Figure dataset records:
^^^^^^^^^^^^^^^^
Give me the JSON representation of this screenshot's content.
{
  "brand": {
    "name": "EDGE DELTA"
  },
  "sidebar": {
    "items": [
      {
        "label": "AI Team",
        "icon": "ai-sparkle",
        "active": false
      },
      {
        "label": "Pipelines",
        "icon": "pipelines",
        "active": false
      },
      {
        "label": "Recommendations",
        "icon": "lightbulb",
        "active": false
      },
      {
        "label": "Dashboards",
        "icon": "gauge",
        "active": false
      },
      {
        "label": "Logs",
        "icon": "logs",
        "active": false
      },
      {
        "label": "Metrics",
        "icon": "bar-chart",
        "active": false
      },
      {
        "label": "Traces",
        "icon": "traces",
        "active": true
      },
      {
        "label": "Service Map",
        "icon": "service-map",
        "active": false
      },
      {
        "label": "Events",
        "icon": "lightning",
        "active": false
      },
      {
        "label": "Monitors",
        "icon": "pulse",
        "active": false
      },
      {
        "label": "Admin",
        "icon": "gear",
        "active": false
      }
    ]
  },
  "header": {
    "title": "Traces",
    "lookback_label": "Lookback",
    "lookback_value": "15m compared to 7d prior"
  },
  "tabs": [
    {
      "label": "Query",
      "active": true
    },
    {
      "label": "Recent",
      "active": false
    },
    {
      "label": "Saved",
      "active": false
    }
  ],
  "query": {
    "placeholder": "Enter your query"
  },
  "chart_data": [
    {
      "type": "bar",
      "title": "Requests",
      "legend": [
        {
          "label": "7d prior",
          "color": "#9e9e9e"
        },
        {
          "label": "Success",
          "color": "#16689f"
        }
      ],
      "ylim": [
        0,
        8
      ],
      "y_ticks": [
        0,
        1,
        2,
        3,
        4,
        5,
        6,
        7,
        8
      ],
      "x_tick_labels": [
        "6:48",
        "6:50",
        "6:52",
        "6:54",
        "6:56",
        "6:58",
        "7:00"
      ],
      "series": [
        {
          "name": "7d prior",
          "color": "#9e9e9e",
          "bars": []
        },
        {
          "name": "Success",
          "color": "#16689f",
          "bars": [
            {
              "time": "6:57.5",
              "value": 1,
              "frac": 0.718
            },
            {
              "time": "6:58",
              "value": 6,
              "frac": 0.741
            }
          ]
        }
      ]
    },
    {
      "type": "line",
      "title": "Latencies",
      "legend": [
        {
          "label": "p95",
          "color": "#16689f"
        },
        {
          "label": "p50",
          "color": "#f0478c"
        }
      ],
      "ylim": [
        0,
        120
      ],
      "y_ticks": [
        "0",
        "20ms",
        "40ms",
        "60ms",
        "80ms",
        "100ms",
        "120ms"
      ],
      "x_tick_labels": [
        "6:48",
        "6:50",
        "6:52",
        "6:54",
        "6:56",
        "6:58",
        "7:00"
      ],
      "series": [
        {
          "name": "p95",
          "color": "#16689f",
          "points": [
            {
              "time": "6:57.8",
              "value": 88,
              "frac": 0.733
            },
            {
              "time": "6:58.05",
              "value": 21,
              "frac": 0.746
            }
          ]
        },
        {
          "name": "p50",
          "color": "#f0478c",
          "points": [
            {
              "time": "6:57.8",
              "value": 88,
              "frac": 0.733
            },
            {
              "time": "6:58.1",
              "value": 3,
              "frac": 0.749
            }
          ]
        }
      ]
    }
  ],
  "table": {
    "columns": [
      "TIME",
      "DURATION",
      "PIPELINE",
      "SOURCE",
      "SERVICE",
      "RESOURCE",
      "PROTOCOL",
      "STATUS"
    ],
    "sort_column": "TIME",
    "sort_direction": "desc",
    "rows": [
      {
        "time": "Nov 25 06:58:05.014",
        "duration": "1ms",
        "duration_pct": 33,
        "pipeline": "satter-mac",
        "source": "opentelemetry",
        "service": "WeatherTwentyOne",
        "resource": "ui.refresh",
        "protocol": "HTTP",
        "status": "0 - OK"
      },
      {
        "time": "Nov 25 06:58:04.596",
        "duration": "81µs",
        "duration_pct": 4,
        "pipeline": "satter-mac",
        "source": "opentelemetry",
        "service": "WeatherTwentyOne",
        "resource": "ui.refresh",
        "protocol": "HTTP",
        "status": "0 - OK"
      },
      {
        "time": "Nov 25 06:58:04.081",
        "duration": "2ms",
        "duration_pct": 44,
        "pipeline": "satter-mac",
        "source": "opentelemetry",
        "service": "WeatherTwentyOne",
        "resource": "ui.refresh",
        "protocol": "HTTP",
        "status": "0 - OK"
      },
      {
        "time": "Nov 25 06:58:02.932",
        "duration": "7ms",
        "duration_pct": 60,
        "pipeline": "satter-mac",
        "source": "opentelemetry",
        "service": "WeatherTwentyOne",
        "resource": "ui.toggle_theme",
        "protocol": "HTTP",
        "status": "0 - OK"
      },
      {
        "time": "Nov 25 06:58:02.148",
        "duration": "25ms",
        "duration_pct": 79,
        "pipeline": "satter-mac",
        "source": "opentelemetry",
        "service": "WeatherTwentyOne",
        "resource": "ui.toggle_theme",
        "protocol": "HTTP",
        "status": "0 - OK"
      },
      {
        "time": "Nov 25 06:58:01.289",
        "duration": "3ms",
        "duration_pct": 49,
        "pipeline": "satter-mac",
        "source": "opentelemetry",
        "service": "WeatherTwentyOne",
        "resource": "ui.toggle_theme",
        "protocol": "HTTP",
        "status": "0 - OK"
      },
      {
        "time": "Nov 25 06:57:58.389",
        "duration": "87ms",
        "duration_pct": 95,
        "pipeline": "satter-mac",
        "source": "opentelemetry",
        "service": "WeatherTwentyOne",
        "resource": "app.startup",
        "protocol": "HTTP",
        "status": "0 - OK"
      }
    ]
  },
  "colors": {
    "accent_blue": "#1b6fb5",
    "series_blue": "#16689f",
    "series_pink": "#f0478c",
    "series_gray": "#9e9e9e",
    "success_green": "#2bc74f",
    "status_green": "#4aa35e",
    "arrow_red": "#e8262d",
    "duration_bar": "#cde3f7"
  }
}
^^^^^^^^^^^^^^^^
Retype the records in full. Keep every line identical to the original.

- **Solution to the problem**:
Give me the JSON representation of this screenshot's content.
{
  "brand": {
    "name": "EDGE DELTA"
  },
  "sidebar": {
    "items": [
      {
        "label": "AI Team",
        "icon": "ai-sparkle",
        "active": false
      },
      {
        "label": "Pipelines",
        "icon": "pipelines",
        "active": false
      },
      {
        "label": "Recommendations",
        "icon": "lightbulb",
        "active": false
      },
      {
        "label": "Dashboards",
        "icon": "gauge",
        "active": false
      },
      {
        "label": "Logs",
        "icon": "logs",
        "active": false
      },
      {
        "label": "Metrics",
        "icon": "bar-chart",
        "active": false
      },
      {
        "label": "Traces",
        "icon": "traces",
        "active": true
      },
      {
        "label": "Service Map",
        "icon": "service-map",
        "active": false
      },
      {
        "label": "Events",
        "icon": "lightning",
        "active": false
      },
      {
        "label": "Monitors",
        "icon": "pulse",
        "active": false
      },
      {
        "label": "Admin",
        "icon": "gear",
        "active": false
      }
    ]
  },
  "header": {
    "title": "Traces",
    "lookback_label": "Lookback",
    "lookback_value": "15m compared to 7d prior"
  },
  "tabs": [
    {
      "label": "Query",
      "active": true
    },
    {
      "label": "Recent",
      "active": false
    },
    {
      "label": "Saved",
      "active": false
    }
  ],
  "query": {
    "placeholder": "Enter your query"
  },
  "chart_data": [
    {
      "type": "bar",
      "title": "Requests",
      "legend": [
        {
          "label": "7d prior",
          "color": "#9e9e9e"
        },
        {
          "label": "Success",
          "color": "#16689f"
        }
      ],
      "ylim": [
        0,
        8
      ],
      "y_ticks": [
        0,
        1,
        2,
        3,
        4,
        5,
        6,
        7,
        8
      ],
      "x_tick_labels": [
        "6:48",
        "6:50",
        "6:52",
        "6:54",
        "6:56",
        "6:58",
        "7:00"
      ],
      "series": [
        {
          "name": "7d prior",
          "color": "#9e9e9e",
          "bars": []
        },
        {
          "name": "Success",
          "color": "#16689f",
          "bars": [
            {
              "time": "6:57.5",
              "value": 1,
              "frac": 0.718
            },
            {
              "time": "6:58",
              "value": 6,
              "frac": 0.741
            }
          ]
        }
      ]
    },
    {
      "type": "line",
      "title": "Latencies",
      "legend": [
        {
          "label": "p95",
          "color": "#16689f"
        },
        {
          "label": "p50",
          "color": "#f0478c"
        }
      ],
      "ylim": [
        0,
        120
      ],
      "y_ticks": [
        "0",
        "20ms",
        "40ms",
        "60ms",
        "80ms",
        "100ms",
        "120ms"
      ],
      "x_tick_labels": [
        "6:48",
        "6:50",
        "6:52",
        "6:54",
        "6:56",
        "6:58",
        "7:00"
      ],
      "series": [
        {
          "name": "p95",
          "color": "#16689f",
          "points": [
            {
              "time": "6:57.8",
              "value": 88,
              "frac": 0.733
            },
            {
              "time": "6:58.05",
              "value": 21,
              "frac": 0.746
            }
          ]
        },
        {
          "name": "p50",
          "color": "#f0478c",
          "points": [
            {
              "time": "6:57.8",
              "value": 88,
              "frac": 0.733
            },
            {
              "time": "6:58.1",
              "value": 3,
              "frac": 0.749
            }
          ]
        }
      ]
    }
  ],
  "table": {
    "columns": [
      "TIME",
      "DURATION",
      "PIPELINE",
      "SOURCE",
      "SERVICE",
      "RESOURCE",
      "PROTOCOL",
      "STATUS"
    ],
    "sort_column": "TIME",
    "sort_direction": "desc",
    "rows": [
      {
        "time": "Nov 25 06:58:05.014",
        "duration": "1ms",
        "duration_pct": 33,
        "pipeline": "satter-mac",
        "source": "opentelemetry",
        "service": "WeatherTwentyOne",
        "resource": "ui.refresh",
        "protocol": "HTTP",
        "status": "0 - OK"
      },
      {
        "time": "Nov 25 06:58:04.596",
        "duration": "81µs",
        "duration_pct": 4,
        "pipeline": "satter-mac",
        "source": "opentelemetry",
        "service": "WeatherTwentyOne",
        "resource": "ui.refresh",
        "protocol": "HTTP",
        "status": "0 - OK"
      },
      {
        "time": "Nov 25 06:58:04.081",
        "duration": "2ms",
        "duration_pct": 44,
        "pipeline": "satter-mac",
        "source": "opentelemetry",
        "service": "WeatherTwentyOne",
        "resource": "ui.refresh",
        "protocol": "HTTP",
        "status": "0 - OK"
      },
      {
        "time": "Nov 25 06:58:02.932",
        "duration": "7ms",
        "duration_pct": 60,
        "pipeline": "satter-mac",
        "source": "opentelemetry",
        "service": "WeatherTwentyOne",
        "resource": "ui.toggle_theme",
        "protocol": "HTTP",
        "status": "0 - OK"
      },
      {
        "time": "Nov 25 06:58:02.148",
        "duration": "25ms",
        "duration_pct": 79,
        "pipeline": "satter-mac",
        "source": "opentelemetry",
        "service": "WeatherTwentyOne",
        "resource": "ui.toggle_theme",
        "protocol": "HTTP",
        "status": "0 - OK"
      },
      {
        "time": "Nov 25 06:58:01.289",
        "duration": "3ms",
        "duration_pct": 49,
        "pipeline": "satter-mac",
        "source": "opentelemetry",
        "service": "WeatherTwentyOne",
        "resource": "ui.toggle_theme",
        "protocol": "HTTP",
        "status": "0 - OK"
      },
      {
        "time": "Nov 25 06:57:58.389",
        "duration": "87ms",
        "duration_pct": 95,
        "pipeline": "satter-mac",
        "source": "opentelemetry",
        "service": "WeatherTwentyOne",
        "resource": "app.startup",
        "protocol": "HTTP",
        "status": "0 - OK"
      }
    ]
  },
  "colors": {
    "accent_blue": "#1b6fb5",
    "series_blue": "#16689f",
    "series_pink": "#f0478c",
    "series_gray": "#9e9e9e",
    "success_green": "#2bc74f",
    "status_green": "#4aa35e",
    "arrow_red": "#e8262d",
    "duration_bar": "#cde3f7"
  }
}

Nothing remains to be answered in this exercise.